Repeat each entry as written and leave the images out of the copy.

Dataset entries
____

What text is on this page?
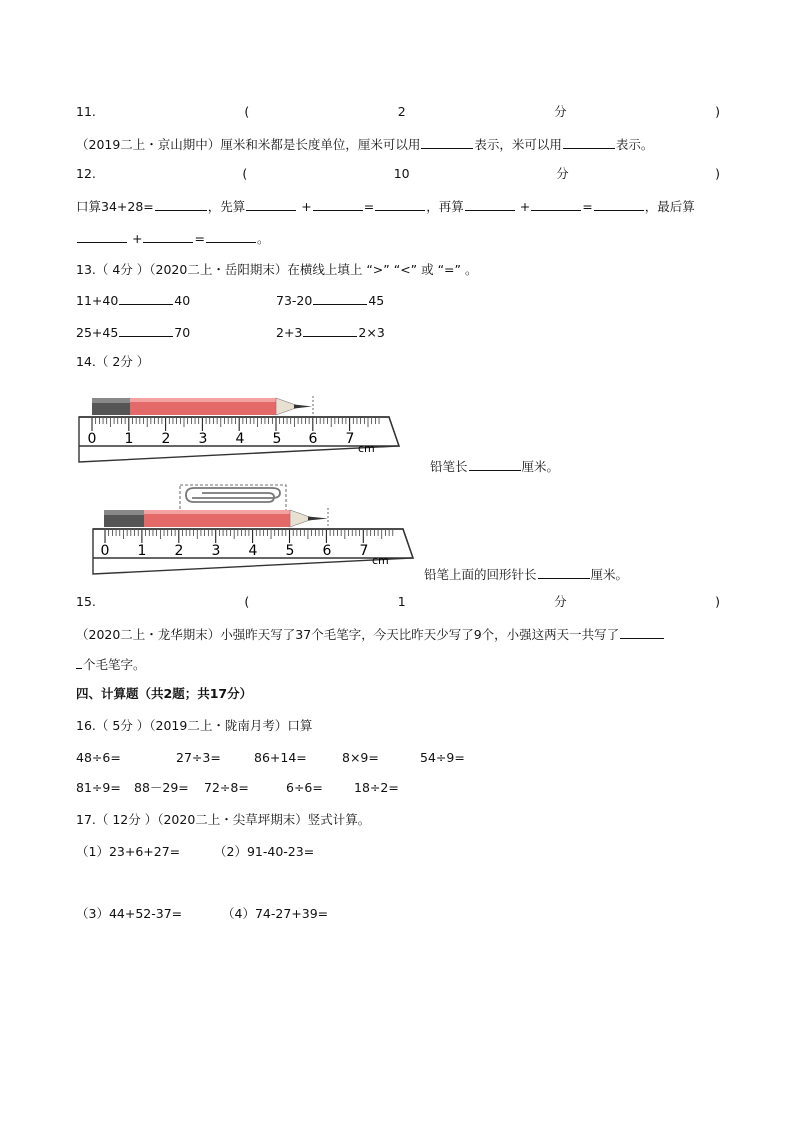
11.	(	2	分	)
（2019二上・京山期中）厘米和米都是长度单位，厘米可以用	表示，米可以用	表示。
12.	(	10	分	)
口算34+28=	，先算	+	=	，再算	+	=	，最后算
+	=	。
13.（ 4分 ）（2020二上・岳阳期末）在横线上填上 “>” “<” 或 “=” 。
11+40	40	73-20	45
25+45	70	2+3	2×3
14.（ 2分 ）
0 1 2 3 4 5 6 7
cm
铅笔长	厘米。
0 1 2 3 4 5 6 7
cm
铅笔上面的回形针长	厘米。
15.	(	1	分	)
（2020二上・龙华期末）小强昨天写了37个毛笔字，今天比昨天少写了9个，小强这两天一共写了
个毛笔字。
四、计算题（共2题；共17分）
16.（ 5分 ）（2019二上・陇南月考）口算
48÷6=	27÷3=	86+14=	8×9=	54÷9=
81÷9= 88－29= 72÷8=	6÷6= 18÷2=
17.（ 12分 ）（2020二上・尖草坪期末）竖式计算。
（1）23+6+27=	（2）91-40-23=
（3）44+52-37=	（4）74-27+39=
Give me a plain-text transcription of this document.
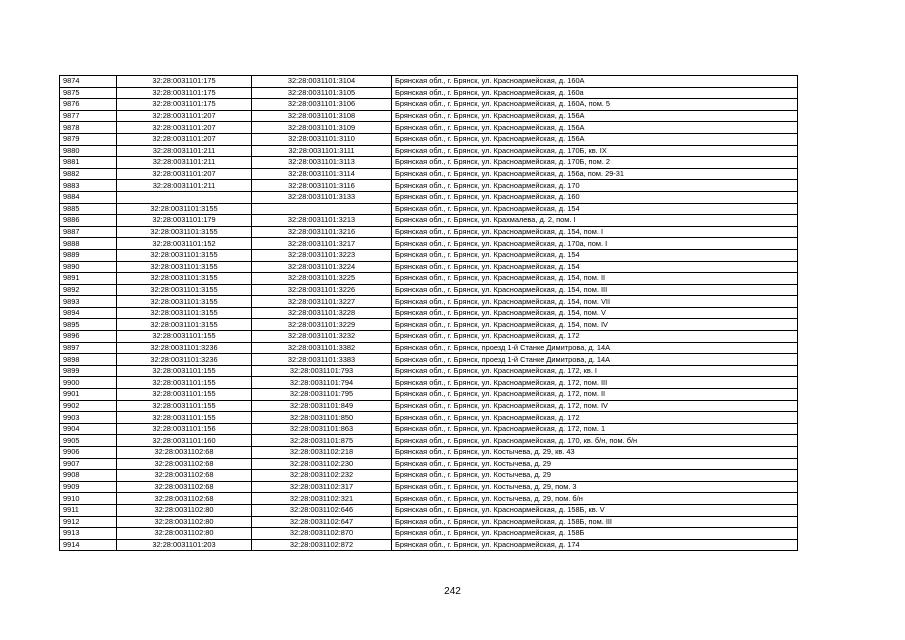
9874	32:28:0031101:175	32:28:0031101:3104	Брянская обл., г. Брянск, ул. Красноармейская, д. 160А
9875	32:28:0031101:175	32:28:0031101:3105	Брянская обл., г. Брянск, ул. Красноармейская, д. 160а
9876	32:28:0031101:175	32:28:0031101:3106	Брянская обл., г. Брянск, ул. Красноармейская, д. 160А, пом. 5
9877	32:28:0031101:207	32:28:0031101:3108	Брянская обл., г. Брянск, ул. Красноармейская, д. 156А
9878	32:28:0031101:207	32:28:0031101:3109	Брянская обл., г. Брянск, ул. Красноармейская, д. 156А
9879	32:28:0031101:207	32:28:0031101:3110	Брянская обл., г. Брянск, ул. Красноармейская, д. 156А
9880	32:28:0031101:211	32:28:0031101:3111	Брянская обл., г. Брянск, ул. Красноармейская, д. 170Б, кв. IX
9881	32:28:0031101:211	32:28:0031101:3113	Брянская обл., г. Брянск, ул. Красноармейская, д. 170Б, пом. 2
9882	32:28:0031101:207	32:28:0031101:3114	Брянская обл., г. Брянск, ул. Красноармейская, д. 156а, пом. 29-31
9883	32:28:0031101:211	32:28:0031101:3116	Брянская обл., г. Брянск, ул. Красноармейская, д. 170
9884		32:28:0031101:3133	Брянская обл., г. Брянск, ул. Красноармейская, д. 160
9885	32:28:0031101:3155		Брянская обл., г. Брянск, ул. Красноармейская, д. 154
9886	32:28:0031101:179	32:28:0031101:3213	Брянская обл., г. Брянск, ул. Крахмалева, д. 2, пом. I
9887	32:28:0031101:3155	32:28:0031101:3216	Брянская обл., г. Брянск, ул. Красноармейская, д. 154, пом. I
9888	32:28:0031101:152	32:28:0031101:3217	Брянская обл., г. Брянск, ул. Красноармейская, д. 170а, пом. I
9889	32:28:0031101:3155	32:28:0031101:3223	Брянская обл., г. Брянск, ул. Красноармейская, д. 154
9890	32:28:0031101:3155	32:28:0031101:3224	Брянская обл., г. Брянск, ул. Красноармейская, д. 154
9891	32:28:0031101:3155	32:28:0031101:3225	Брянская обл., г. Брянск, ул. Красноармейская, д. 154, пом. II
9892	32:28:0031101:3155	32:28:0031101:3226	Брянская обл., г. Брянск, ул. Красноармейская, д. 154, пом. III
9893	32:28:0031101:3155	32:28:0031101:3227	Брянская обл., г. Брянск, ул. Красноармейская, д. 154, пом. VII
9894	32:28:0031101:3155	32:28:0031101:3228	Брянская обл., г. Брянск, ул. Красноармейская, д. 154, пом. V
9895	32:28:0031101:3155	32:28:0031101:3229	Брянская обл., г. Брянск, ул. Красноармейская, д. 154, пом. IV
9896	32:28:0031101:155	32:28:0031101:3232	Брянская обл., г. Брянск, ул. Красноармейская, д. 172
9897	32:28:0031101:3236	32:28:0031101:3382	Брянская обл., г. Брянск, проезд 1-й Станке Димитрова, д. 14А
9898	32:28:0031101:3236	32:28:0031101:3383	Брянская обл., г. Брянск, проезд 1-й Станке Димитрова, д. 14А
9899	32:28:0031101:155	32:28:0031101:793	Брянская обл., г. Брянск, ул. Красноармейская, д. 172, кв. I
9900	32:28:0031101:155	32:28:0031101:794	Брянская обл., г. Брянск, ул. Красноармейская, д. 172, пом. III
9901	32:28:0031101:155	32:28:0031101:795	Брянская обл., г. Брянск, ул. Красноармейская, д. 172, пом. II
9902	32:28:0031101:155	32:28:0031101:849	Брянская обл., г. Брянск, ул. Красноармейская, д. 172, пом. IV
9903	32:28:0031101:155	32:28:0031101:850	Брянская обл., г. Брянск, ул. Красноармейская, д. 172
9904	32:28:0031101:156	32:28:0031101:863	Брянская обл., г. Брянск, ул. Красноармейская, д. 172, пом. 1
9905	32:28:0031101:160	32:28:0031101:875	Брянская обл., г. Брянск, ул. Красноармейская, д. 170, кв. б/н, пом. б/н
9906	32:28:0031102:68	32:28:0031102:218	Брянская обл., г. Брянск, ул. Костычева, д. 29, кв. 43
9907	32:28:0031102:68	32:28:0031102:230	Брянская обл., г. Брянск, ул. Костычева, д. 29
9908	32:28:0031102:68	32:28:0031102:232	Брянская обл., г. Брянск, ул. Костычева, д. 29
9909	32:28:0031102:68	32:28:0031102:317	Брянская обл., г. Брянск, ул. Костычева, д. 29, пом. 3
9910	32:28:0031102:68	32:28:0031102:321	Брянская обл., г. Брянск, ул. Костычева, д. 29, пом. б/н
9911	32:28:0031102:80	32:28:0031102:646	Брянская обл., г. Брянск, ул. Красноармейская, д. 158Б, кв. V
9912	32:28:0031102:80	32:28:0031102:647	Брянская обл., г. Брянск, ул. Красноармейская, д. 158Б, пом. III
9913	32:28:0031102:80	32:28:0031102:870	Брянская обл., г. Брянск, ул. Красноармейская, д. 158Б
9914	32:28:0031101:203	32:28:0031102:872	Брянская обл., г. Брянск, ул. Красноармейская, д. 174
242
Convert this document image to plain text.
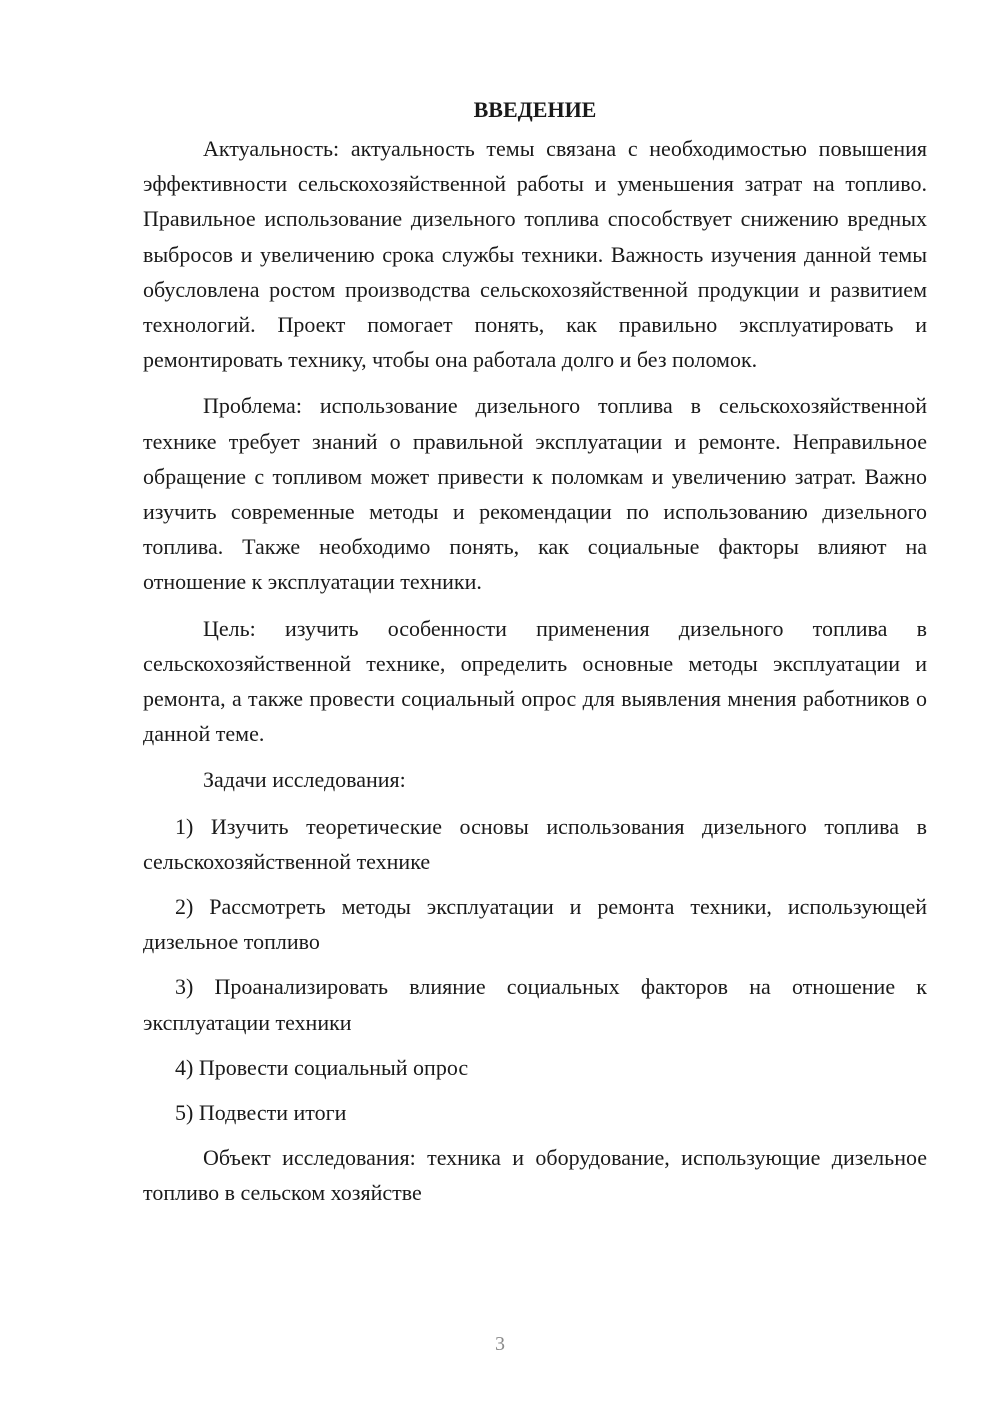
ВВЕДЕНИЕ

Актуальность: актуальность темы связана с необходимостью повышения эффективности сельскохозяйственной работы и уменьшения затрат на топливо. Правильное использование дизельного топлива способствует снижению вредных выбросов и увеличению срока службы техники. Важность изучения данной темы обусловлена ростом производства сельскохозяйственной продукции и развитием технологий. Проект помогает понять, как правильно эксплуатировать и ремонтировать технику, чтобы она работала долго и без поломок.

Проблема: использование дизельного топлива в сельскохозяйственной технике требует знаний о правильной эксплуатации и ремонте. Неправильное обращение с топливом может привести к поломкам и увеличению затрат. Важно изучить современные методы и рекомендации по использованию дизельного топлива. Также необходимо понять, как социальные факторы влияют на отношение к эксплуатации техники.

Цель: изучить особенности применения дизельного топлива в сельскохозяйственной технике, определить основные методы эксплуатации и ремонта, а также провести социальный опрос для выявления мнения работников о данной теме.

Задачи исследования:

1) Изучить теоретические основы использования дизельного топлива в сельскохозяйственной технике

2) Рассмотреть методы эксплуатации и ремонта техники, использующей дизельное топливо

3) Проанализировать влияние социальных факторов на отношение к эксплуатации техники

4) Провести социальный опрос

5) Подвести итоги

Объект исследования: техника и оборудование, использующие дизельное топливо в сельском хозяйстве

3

____

### THE RESULT
What text is on this page?
11.	(	2	分	)
（2019二上・京山期中）厘米和米都是长度单位，厘米可以用	表示，米可以用	表示。
12.	(	10	分	)
口算34+28=	，先算	+	=	，再算	+	=	，最后算
+	=	。
13.（ 4分 ）（2020二上・岳阳期末）在横线上填上 “>” “<” 或 “=” 。
11+40	40	73-20	45
25+45	70	2+3	2×3
14.（ 2分 ）
0 1 2 3 4 5 6 7
cm
铅笔长	厘米。
0 1 2 3 4 5 6 7
cm
铅笔上面的回形针长	厘米。
15.	(	1	分	)
（2020二上・龙华期末）小强昨天写了37个毛笔字，今天比昨天少写了9个，小强这两天一共写了
个毛笔字。
四、计算题（共2题；共17分）
16.（ 5分 ）（2019二上・陇南月考）口算
48÷6=	27÷3=	86+14=	8×9=	54÷9=
81÷9= 88－29= 72÷8=	6÷6= 18÷2=
17.（ 12分 ）（2020二上・尖草坪期末）竖式计算。
（1）23+6+27=	（2）91-40-23=
（3）44+52-37=	（4）74-27+39=
Give me a plain-text transcription of this document.
9874	32:28:0031101:175	32:28:0031101:3104	Брянская обл., г. Брянск, ул. Красноармейская, д. 160А
9875	32:28:0031101:175	32:28:0031101:3105	Брянская обл., г. Брянск, ул. Красноармейская, д. 160а
9876	32:28:0031101:175	32:28:0031101:3106	Брянская обл., г. Брянск, ул. Красноармейская, д. 160А, пом. 5
9877	32:28:0031101:207	32:28:0031101:3108	Брянская обл., г. Брянск, ул. Красноармейская, д. 156А
9878	32:28:0031101:207	32:28:0031101:3109	Брянская обл., г. Брянск, ул. Красноармейская, д. 156А
9879	32:28:0031101:207	32:28:0031101:3110	Брянская обл., г. Брянск, ул. Красноармейская, д. 156А
9880	32:28:0031101:211	32:28:0031101:3111	Брянская обл., г. Брянск, ул. Красноармейская, д. 170Б, кв. IX
9881	32:28:0031101:211	32:28:0031101:3113	Брянская обл., г. Брянск, ул. Красноармейская, д. 170Б, пом. 2
9882	32:28:0031101:207	32:28:0031101:3114	Брянская обл., г. Брянск, ул. Красноармейская, д. 156а, пом. 29-31
9883	32:28:0031101:211	32:28:0031101:3116	Брянская обл., г. Брянск, ул. Красноармейская, д. 170
9884		32:28:0031101:3133	Брянская обл., г. Брянск, ул. Красноармейская, д. 160
9885	32:28:0031101:3155		Брянская обл., г. Брянск, ул. Красноармейская, д. 154
9886	32:28:0031101:179	32:28:0031101:3213	Брянская обл., г. Брянск, ул. Крахмалева, д. 2, пом. I
9887	32:28:0031101:3155	32:28:0031101:3216	Брянская обл., г. Брянск, ул. Красноармейская, д. 154, пом. I
9888	32:28:0031101:152	32:28:0031101:3217	Брянская обл., г. Брянск, ул. Красноармейская, д. 170а, пом. I
9889	32:28:0031101:3155	32:28:0031101:3223	Брянская обл., г. Брянск, ул. Красноармейская, д. 154
9890	32:28:0031101:3155	32:28:0031101:3224	Брянская обл., г. Брянск, ул. Красноармейская, д. 154
9891	32:28:0031101:3155	32:28:0031101:3225	Брянская обл., г. Брянск, ул. Красноармейская, д. 154, пом. II
9892	32:28:0031101:3155	32:28:0031101:3226	Брянская обл., г. Брянск, ул. Красноармейская, д. 154, пом. III
9893	32:28:0031101:3155	32:28:0031101:3227	Брянская обл., г. Брянск, ул. Красноармейская, д. 154, пом. VII
9894	32:28:0031101:3155	32:28:0031101:3228	Брянская обл., г. Брянск, ул. Красноармейская, д. 154, пом. V
9895	32:28:0031101:3155	32:28:0031101:3229	Брянская обл., г. Брянск, ул. Красноармейская, д. 154, пом. IV
9896	32:28:0031101:155	32:28:0031101:3232	Брянская обл., г. Брянск, ул. Красноармейская, д. 172
9897	32:28:0031101:3236	32:28:0031101:3382	Брянская обл., г. Брянск, проезд 1-й Станке Димитрова, д. 14А
9898	32:28:0031101:3236	32:28:0031101:3383	Брянская обл., г. Брянск, проезд 1-й Станке Димитрова, д. 14А
9899	32:28:0031101:155	32:28:0031101:793	Брянская обл., г. Брянск, ул. Красноармейская, д. 172, кв. I
9900	32:28:0031101:155	32:28:0031101:794	Брянская обл., г. Брянск, ул. Красноармейская, д. 172, пом. III
9901	32:28:0031101:155	32:28:0031101:795	Брянская обл., г. Брянск, ул. Красноармейская, д. 172, пом. II
9902	32:28:0031101:155	32:28:0031101:849	Брянская обл., г. Брянск, ул. Красноармейская, д. 172, пом. IV
9903	32:28:0031101:155	32:28:0031101:850	Брянская обл., г. Брянск, ул. Красноармейская, д. 172
9904	32:28:0031101:156	32:28:0031101:863	Брянская обл., г. Брянск, ул. Красноармейская, д. 172, пом. 1
9905	32:28:0031101:160	32:28:0031101:875	Брянская обл., г. Брянск, ул. Красноармейская, д. 170, кв. б/н, пом. б/н
9906	32:28:0031102:68	32:28:0031102:218	Брянская обл., г. Брянск, ул. Костычева, д. 29, кв. 43
9907	32:28:0031102:68	32:28:0031102:230	Брянская обл., г. Брянск, ул. Костычева, д. 29
9908	32:28:0031102:68	32:28:0031102:232	Брянская обл., г. Брянск, ул. Костычева, д. 29
9909	32:28:0031102:68	32:28:0031102:317	Брянская обл., г. Брянск, ул. Костычева, д. 29, пом. 3
9910	32:28:0031102:68	32:28:0031102:321	Брянская обл., г. Брянск, ул. Костычева, д. 29, пом. б/н
9911	32:28:0031102:80	32:28:0031102:646	Брянская обл., г. Брянск, ул. Красноармейская, д. 158Б, кв. V
9912	32:28:0031102:80	32:28:0031102:647	Брянская обл., г. Брянск, ул. Красноармейская, д. 158Б, пом. III
9913	32:28:0031102:80	32:28:0031102:870	Брянская обл., г. Брянск, ул. Красноармейская, д. 158Б
9914	32:28:0031101:203	32:28:0031102:872	Брянская обл., г. Брянск, ул. Красноармейская, д. 174
242
Convert this document image to plain text.
ВВЕДЕНИЕ

Актуальность: актуальность темы связана с необходимостью повышения эффективности сельскохозяйственной работы и уменьшения затрат на топливо. Правильное использование дизельного топлива способствует снижению вредных выбросов и увеличению срока службы техники. Важность изучения данной темы обусловлена ростом производства сельскохозяйственной продукции и развитием технологий. Проект помогает понять, как правильно эксплуатировать и ремонтировать технику, чтобы она работала долго и без поломок.

Проблема: использование дизельного топлива в сельскохозяйственной технике требует знаний о правильной эксплуатации и ремонте. Неправильное обращение с топливом может привести к поломкам и увеличению затрат. Важно изучить современные методы и рекомендации по использованию дизельного топлива. Также необходимо понять, как социальные факторы влияют на отношение к эксплуатации техники.

Цель: изучить особенности применения дизельного топлива в сельскохозяйственной технике, определить основные методы эксплуатации и ремонта, а также провести социальный опрос для выявления мнения работников о данной теме.

Задачи исследования:

1) Изучить теоретические основы использования дизельного топлива в сельскохозяйственной технике

2) Рассмотреть методы эксплуатации и ремонта техники, использующей дизельное топливо

3) Проанализировать влияние социальных факторов на отношение к эксплуатации техники

4) Провести социальный опрос

5) Подвести итоги

Объект исследования: техника и оборудование, использующие дизельное топливо в сельском хозяйстве

3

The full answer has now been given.